## Requirement:
Leave out the images and repeat the listing below without a single change.

## Raw data:
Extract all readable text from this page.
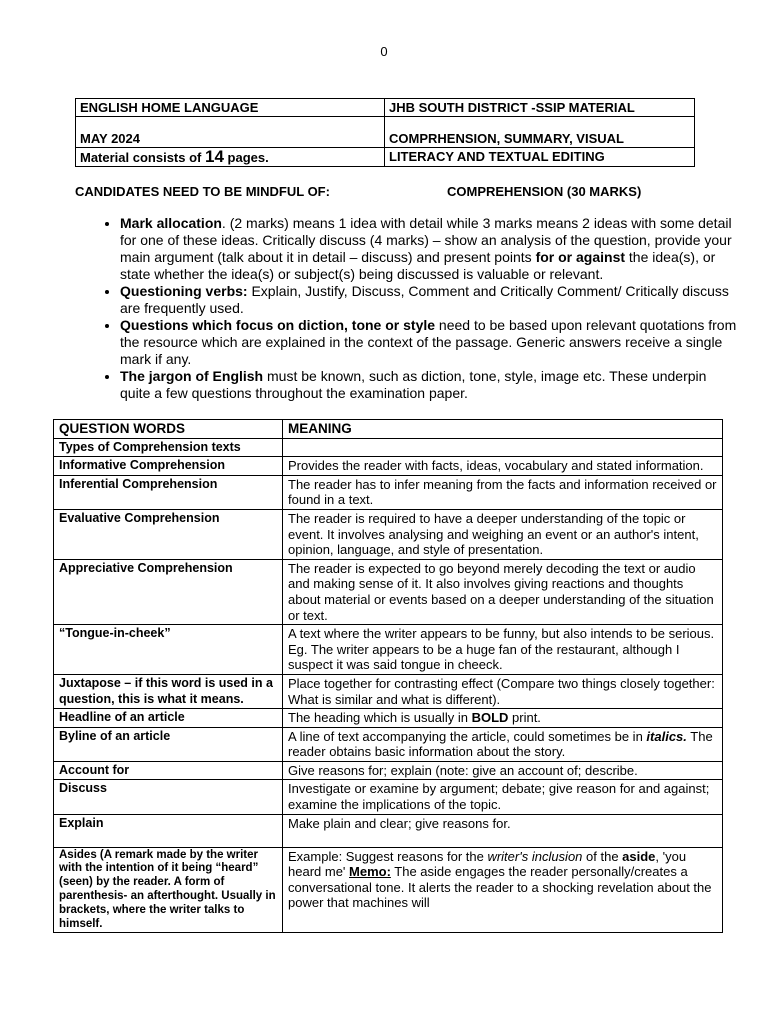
0
ENGLISH HOME LANGUAGE	JHB SOUTH DISTRICT -SSIP MATERIAL
MAY 2024	COMPRHENSION, SUMMARY, VISUAL
Material consists of 14 pages.	LITERACY AND TEXTUAL EDITING
CANDIDATES NEED TO BE MINDFUL OF:	COMPREHENSION (30 MARKS)
• Mark allocation. (2 marks) means 1 idea with detail while 3 marks means 2 ideas with some detail for one of these ideas. Critically discuss (4 marks) – show an analysis of the question, provide your main argument (talk about it in detail – discuss) and present points for or against the idea(s), or state whether the idea(s) or subject(s) being discussed is valuable or relevant.
• Questioning verbs: Explain, Justify, Discuss, Comment and Critically Comment/ Critically discuss are frequently used.
• Questions which focus on diction, tone or style need to be based upon relevant quotations from the resource which are explained in the context of the passage. Generic answers receive a single mark if any.
• The jargon of English must be known, such as diction, tone, style, image etc. These underpin quite a few questions throughout the examination paper.
QUESTION WORDS	MEANING
Types of Comprehension texts	
Informative Comprehension	Provides the reader with facts, ideas, vocabulary and stated information.
Inferential Comprehension	The reader has to infer meaning from the facts and information received or found in a text.
Evaluative Comprehension	The reader is required to have a deeper understanding of the topic or event. It involves analysing and weighing an event or an author's intent, opinion, language, and style of presentation.
Appreciative Comprehension	The reader is expected to go beyond merely decoding the text or audio and making sense of it. It also involves giving reactions and thoughts about material or events based on a deeper understanding of the situation or text.
“Tongue-in-cheek”	A text where the writer appears to be funny, but also intends to be serious. Eg. The writer appears to be a huge fan of the restaurant, although I suspect it was said tongue in cheeck.
Juxtapose – if this word is used in a question, this is what it means.	Place together for contrasting effect (Compare two things closely together: What is similar and what is different).
Headline of an article	The heading which is usually in BOLD print.
Byline of an article	A line of text accompanying the article, could sometimes be in italics. The reader obtains basic information about the story.
Account for	Give reasons for; explain (note: give an account of; describe.
Discuss	Investigate or examine by argument; debate; give reason for and against; examine the implications of the topic.
Explain	Make plain and clear; give reasons for.
Asides (A remark made by the writer with the intention of it being “heard” (seen) by the reader. A form of parenthesis- an afterthought. Usually in brackets, where the writer talks to himself.	Example: Suggest reasons for the writer's inclusion of the aside, 'you heard me' Memo: The aside engages the reader personally/creates a conversational tone. It alerts the reader to a shocking revelation about the power that machines will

## The reply:
Extract all readable text from this page.
0
ENGLISH HOME LANGUAGE	JHB SOUTH DISTRICT -SSIP MATERIAL
MAY 2024	COMPRHENSION, SUMMARY, VISUAL
Material consists of 14 pages.	LITERACY AND TEXTUAL EDITING
CANDIDATES NEED TO BE MINDFUL OF:	COMPREHENSION (30 MARKS)
• Mark allocation. (2 marks) means 1 idea with detail while 3 marks means 2 ideas with some detail for one of these ideas. Critically discuss (4 marks) – show an analysis of the question, provide your main argument (talk about it in detail – discuss) and present points for or against the idea(s), or state whether the idea(s) or subject(s) being discussed is valuable or relevant.
• Questioning verbs: Explain, Justify, Discuss, Comment and Critically Comment/ Critically discuss are frequently used.
• Questions which focus on diction, tone or style need to be based upon relevant quotations from the resource which are explained in the context of the passage. Generic answers receive a single mark if any.
• The jargon of English must be known, such as diction, tone, style, image etc. These underpin quite a few questions throughout the examination paper.
QUESTION WORDS	MEANING
Types of Comprehension texts	
Informative Comprehension	Provides the reader with facts, ideas, vocabulary and stated information.
Inferential Comprehension	The reader has to infer meaning from the facts and information received or found in a text.
Evaluative Comprehension	The reader is required to have a deeper understanding of the topic or event. It involves analysing and weighing an event or an author's intent, opinion, language, and style of presentation.
Appreciative Comprehension	The reader is expected to go beyond merely decoding the text or audio and making sense of it. It also involves giving reactions and thoughts about material or events based on a deeper understanding of the situation or text.
“Tongue-in-cheek”	A text where the writer appears to be funny, but also intends to be serious. Eg. The writer appears to be a huge fan of the restaurant, although I suspect it was said tongue in cheeck.
Juxtapose – if this word is used in a question, this is what it means.	Place together for contrasting effect (Compare two things closely together: What is similar and what is different).
Headline of an article	The heading which is usually in BOLD print.
Byline of an article	A line of text accompanying the article, could sometimes be in italics. The reader obtains basic information about the story.
Account for	Give reasons for; explain (note: give an account of; describe.
Discuss	Investigate or examine by argument; debate; give reason for and against; examine the implications of the topic.
Explain	Make plain and clear; give reasons for.
Asides (A remark made by the writer with the intention of it being “heard” (seen) by the reader. A form of parenthesis- an afterthought. Usually in brackets, where the writer talks to himself.	Example: Suggest reasons for the writer's inclusion of the aside, 'you heard me' Memo: The aside engages the reader personally/creates a conversational tone. It alerts the reader to a shocking revelation about the power that machines will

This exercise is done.